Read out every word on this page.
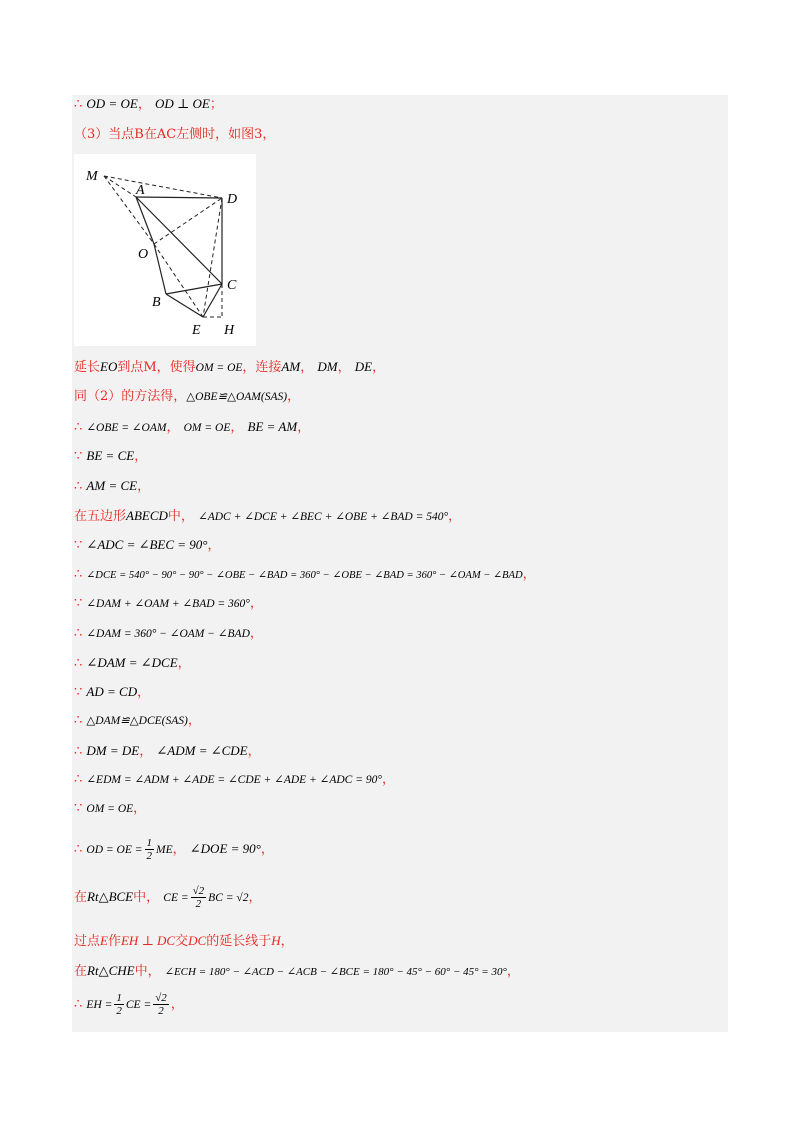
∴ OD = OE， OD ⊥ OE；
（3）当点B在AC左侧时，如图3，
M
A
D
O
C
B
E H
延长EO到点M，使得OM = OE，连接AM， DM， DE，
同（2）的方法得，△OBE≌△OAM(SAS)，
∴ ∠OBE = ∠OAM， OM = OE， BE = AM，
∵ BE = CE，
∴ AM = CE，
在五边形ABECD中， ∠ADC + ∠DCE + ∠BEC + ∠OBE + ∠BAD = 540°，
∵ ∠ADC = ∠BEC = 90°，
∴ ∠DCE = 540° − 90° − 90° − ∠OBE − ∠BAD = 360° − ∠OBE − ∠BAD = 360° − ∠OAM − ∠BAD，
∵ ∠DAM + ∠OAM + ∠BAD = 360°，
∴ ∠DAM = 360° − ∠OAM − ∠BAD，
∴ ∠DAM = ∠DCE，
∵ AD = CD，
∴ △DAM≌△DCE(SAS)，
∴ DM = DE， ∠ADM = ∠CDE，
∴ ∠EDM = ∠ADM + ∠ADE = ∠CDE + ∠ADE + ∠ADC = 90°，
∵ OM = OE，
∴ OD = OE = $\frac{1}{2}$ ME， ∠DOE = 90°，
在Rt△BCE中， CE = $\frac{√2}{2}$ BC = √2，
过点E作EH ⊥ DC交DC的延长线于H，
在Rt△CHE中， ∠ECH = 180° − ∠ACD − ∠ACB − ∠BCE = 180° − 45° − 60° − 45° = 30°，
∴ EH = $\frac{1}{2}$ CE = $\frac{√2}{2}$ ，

Your objective: Looking at the entries above, say how many lines contain the word "frac". Only the number is wanted.

Solution for this task: 3